◆ AUFGABEN:
1. Von welchem Tag stammt laut dem Textauszug die Verlaufsskizze Ab:SkII/1?
2. Tipp aus dem Textauszug alles von „[Die Einleitung zum“ bis einschließlich „zu einzelnen Stellen.“ genau ab.

◆ TEXTAUSZUG:
┌──

[Die Einleitung zum gesamten Werkkomplex Vier Lieder op. 12 erscheint im Zusammenhang der vollständigen Edition der Vier Lieder op. 12 in AWG I/5.]
Die Skizzen in A enthalten datierte Verlaufsskizzen zu allen vier Liedern: Aa:SkI/1 (13. Januar 1915), Ab:SkII/1 (10. April 1917), Ac:SkIII/1 und Ac:SkIII/7 (31. Januar 1915) sowie Ae:SkIV/1 (31. März 1917). Darüber hinaus finden sich Skizzen zu einzelnen Stellen.
[Die Einleitung zu Aa:Sk1/1 erscheint im Zusammenhang der vollständigen Edition der Vier Lieder op. 12 in AWG I/5.]
In Aa:SkI/2 werden T. [11]–[12] aus Aa:SkI/1 bzw. T. 10–11 aus B (Nr. I „Der Tag ist vergangen“ [Fassung 1]) neu skizziert, in Aa:SkI/3, Aa:SkI/4 und Aa:SkI/5 weiter modifiziert und zu einer Formulierung gebracht, die T. 10–11 aus C (Nr. I „Der Tag ist vergangen“ [Fassung2]) entspricht. Da T. 10–11 in B offensichtlich zunächst aus Aa:SkI/1 übernommen wurden und Korrekturen in B mit Bleistift auf die Formulierung von Aa:SkI/2 hindeuten, sind Aa:SkI/2–5 offensichtlich erst nach der Niederschrift von B und während oder nach den dort vorhandenen Korrekturen, vermutlich als Arbeitsvorlage für C entstanden.

└──

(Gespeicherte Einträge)
┌──

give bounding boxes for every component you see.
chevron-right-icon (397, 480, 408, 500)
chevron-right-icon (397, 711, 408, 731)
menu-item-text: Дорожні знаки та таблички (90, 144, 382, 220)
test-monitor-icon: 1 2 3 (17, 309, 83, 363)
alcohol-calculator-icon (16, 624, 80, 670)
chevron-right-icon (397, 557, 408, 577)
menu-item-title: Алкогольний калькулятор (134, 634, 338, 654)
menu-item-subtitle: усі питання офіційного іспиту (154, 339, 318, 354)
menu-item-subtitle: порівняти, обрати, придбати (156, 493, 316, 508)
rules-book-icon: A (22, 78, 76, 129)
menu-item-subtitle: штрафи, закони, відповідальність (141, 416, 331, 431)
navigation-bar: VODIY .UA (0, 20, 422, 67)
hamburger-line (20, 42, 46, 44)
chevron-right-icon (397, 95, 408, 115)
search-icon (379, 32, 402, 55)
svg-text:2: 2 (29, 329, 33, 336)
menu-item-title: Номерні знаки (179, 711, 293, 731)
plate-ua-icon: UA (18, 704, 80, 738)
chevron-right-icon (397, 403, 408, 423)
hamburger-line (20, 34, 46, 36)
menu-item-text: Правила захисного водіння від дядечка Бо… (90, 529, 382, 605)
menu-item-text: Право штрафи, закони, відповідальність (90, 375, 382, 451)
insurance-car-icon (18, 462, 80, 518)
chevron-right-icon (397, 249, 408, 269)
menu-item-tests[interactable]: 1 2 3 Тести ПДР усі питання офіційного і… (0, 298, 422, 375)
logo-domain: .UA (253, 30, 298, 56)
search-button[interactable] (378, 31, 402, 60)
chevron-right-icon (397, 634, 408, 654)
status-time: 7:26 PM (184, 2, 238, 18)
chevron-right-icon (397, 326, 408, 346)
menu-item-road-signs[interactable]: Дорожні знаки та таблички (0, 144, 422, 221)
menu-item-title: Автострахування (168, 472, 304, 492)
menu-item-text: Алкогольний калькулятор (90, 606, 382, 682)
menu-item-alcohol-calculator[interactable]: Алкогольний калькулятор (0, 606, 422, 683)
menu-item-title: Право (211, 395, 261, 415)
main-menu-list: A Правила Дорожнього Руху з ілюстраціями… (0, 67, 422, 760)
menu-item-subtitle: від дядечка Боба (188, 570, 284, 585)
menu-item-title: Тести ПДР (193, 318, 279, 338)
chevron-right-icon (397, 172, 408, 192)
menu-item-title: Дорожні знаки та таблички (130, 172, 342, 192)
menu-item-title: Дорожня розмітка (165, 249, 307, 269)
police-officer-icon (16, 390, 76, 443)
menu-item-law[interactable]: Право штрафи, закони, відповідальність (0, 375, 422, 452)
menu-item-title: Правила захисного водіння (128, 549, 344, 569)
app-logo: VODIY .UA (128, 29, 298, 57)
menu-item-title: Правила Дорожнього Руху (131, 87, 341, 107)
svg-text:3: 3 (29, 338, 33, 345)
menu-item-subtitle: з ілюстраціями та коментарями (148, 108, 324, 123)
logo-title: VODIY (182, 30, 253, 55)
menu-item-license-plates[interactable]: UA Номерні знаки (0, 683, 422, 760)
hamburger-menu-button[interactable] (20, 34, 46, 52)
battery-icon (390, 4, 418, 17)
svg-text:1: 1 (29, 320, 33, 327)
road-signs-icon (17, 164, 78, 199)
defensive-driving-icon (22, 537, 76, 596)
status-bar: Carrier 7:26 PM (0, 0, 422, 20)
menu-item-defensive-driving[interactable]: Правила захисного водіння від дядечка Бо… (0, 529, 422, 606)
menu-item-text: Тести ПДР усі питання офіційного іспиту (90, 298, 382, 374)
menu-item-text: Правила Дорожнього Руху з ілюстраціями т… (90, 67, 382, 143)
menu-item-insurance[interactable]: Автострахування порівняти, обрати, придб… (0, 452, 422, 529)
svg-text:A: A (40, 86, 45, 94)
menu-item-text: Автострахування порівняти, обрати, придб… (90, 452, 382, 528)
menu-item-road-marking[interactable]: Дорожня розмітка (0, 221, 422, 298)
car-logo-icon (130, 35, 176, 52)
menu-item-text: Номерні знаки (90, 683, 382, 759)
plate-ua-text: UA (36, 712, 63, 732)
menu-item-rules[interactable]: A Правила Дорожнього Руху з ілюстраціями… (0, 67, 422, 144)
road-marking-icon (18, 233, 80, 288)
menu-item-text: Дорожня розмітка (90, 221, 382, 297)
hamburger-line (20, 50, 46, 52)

└──

◆ ANTWORTEN:
1. Vom 10. April 1917.

2.
[Die Einleitung zum gesamten Werkkomplex Vier Lieder op. 12 erscheint im Zusammenhang der vollständigen Edition der Vier Lieder op. 12 in AWG I/5.]
Die Skizzen in A enthalten datierte Verlaufsskizzen zu allen vier Liedern: Aa:SkI/1 (13. Januar 1915), Ab:SkII/1 (10. April 1917), Ac:SkIII/1 und Ac:SkIII/7 (31. Januar 1915) sowie Ae:SkIV/1 (31. März 1917). Darüber hinaus finden sich Skizzen zu einzelnen Stellen.